Stored items from a collection
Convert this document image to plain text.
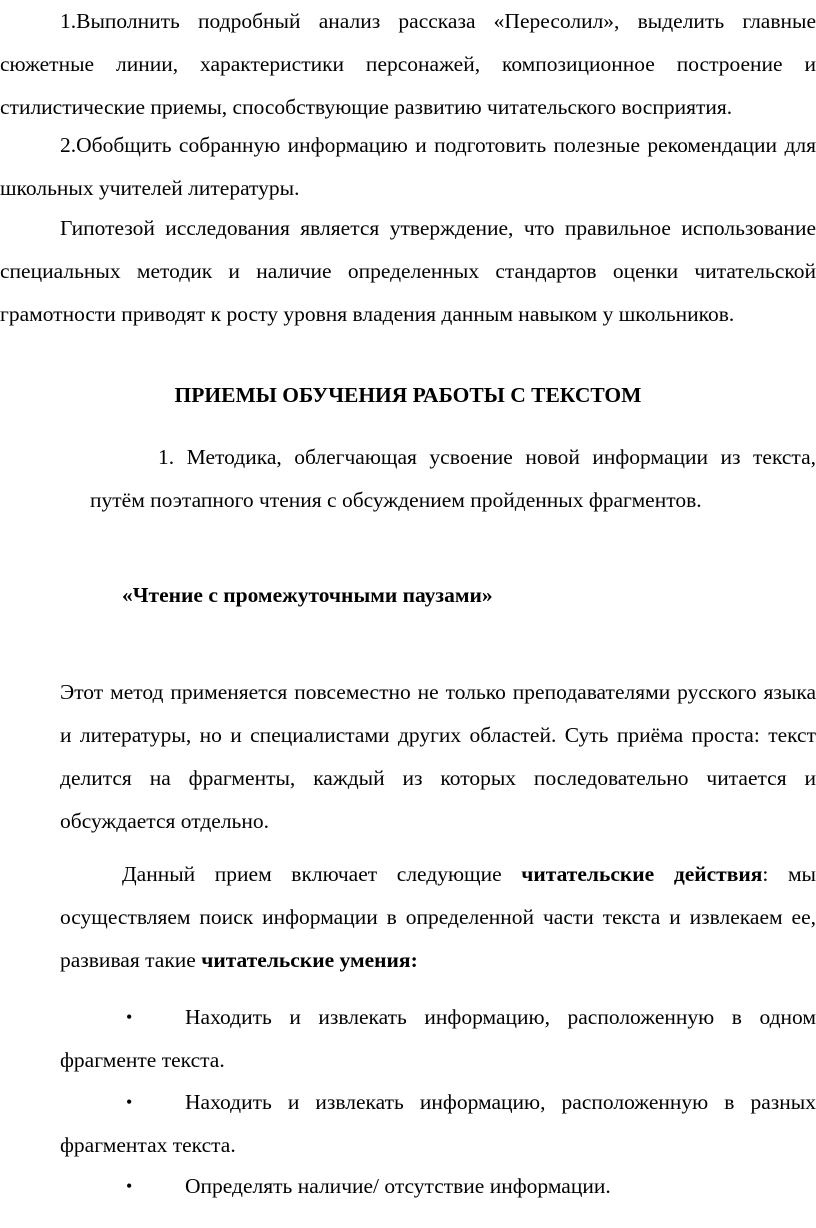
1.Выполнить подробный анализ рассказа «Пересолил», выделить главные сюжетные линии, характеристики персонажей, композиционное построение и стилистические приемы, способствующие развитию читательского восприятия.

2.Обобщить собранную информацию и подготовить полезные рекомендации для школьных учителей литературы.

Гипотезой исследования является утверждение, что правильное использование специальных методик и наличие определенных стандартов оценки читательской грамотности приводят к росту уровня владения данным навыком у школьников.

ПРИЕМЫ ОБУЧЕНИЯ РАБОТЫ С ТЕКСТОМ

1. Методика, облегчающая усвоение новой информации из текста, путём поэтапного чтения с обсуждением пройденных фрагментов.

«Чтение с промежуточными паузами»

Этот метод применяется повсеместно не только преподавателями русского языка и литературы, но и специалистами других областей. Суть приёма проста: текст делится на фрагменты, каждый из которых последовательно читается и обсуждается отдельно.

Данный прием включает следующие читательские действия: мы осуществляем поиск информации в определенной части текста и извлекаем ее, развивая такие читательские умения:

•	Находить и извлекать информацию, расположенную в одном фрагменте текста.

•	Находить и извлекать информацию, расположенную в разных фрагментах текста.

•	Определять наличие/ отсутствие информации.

==

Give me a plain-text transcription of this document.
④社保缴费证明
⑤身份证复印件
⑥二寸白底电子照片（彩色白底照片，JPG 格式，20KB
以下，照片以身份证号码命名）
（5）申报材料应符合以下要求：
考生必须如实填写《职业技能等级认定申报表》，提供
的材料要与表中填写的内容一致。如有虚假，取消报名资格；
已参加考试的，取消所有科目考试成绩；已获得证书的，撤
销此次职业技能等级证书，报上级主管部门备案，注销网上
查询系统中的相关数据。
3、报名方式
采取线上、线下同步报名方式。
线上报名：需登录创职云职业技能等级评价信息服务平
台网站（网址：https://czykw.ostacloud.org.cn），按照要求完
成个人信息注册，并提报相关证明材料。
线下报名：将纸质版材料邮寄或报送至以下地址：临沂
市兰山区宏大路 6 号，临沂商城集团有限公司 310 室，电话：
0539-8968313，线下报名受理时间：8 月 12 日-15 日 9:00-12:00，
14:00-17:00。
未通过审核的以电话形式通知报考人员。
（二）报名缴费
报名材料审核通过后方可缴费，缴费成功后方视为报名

Task goal: List each line holding the string "document".

Output of the exercise:
Convert this document image to plain text.
Give me a plain-text transcription of this document.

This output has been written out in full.